_Verilen görev a:_
Aşağıdaki gelir hesaplaması metnine göre şu soruları yanıtlayın:
(i) İşleyecek kazanç dönemi hangi tarihten başlatılmıştır?
(ii) Pasif dönem geliri bulunurken kazalının hangi geliri esas alınmıştır?
(iii) Yapılan hesaplamada hangi yöntem uygulanmıştır?
============================================================
İşlemiş Dönem Gelirinin Bulunmasında, kazalının ücreti esas alınmış, bulunan miktarlardan vergi sigorta primi, işsizlik sigorta primi, damga vergisi düşülerek net tutarlar bulunmuştur. İşleyecek Kazanç Dönemi Gelirinin Bulunmasında; Kazalının bilinen en son ücretinin (31.12.2021) her yıl için ayrı ayrı %10 artış ve her yıl için ayrı ayrı %10 iskontolama esasına göre hesaplama yapılmış, Söz konusu dönem 01.01.2022 tarihinden başlatılmıştır. Pasif Dönem Gelirinin Bulunmasında; Kazalının asgari ücret düzeyindeki emekli aylığının her yıl için ayrı ayrı %10 artış ve her yıl için ayrı ayrı %10 iskontolama esasına göre hesaplaması yapılmıştır. Yapılan hesaplamada Ortalama kazanç ve sabit rant yöntemi (%10 artırım ve iskonto değerli dönem) uygulanmıştır. Bunun anlamı şudur: Önce 1 TL’nin 1. Yılda %10 faizle baliğ olacağı değer tespit edilmelidir. Sonrasında ise bu miktarın peşin ödenmiş olması sebebiyle %10 iskonto yapılmış (1/Kn-matematik-iskonto formülüdür ve matematik kitaplarında yer alır) Özetle, 1 TL önce %10 artışa, sonra %10 iskontaya tabi tutulmuştur.
============================================================
_Verilen görev b:_
Aşağıdaki kayıtlarda "正常维护" dizesini içeren satırları sayın ve yalnızca sayıyı yazın. Büyük-küçük harf farkı önemlidir.
============================================================
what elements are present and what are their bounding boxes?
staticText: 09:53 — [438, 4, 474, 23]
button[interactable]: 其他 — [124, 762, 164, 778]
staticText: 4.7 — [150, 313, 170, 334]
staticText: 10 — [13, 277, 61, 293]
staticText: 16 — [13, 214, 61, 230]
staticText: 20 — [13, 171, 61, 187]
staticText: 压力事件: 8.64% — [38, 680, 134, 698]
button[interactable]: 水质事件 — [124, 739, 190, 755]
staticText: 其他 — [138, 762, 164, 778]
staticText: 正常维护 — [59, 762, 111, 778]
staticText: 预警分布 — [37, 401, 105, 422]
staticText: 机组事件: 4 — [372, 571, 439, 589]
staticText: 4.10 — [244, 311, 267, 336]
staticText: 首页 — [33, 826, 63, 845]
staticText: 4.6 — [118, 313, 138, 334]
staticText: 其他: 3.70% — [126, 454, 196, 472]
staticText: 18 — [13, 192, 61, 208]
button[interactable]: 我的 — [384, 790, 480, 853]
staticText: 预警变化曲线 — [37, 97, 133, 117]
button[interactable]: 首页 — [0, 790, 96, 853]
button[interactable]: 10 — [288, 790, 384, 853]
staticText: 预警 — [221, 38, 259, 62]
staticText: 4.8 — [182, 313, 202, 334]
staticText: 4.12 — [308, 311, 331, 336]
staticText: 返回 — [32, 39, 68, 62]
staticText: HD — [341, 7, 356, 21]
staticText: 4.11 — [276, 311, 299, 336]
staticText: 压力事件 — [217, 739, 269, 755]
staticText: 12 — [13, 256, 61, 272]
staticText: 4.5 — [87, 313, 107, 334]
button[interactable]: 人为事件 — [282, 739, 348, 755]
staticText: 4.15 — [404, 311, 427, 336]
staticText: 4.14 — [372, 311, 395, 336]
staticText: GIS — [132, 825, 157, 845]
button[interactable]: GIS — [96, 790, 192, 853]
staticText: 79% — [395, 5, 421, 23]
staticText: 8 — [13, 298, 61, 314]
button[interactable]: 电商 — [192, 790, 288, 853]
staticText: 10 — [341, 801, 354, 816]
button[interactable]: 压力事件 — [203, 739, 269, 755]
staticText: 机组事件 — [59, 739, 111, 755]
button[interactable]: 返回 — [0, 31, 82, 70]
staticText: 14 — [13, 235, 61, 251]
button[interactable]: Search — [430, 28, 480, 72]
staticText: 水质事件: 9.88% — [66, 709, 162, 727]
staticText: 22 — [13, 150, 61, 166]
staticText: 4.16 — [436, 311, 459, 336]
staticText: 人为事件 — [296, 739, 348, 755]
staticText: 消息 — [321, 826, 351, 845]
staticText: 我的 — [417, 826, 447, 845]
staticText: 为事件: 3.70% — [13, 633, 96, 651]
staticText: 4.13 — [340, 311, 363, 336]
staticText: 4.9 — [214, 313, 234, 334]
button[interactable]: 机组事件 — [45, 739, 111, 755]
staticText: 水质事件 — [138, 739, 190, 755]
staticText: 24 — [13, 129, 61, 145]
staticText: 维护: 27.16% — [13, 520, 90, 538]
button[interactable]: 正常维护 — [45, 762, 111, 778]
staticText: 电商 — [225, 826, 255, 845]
============================================================
_Örnek cevap a:_
(i) 01.01.2022 tarihinden.
(ii) Kazalının asgari ücret düzeyindeki emekli aylığı.
(iii) Ortalama kazanç ve sabit rant yöntemi (%10 artırım ve iskonto değerli dönem).

_Örnek cevap b:_
2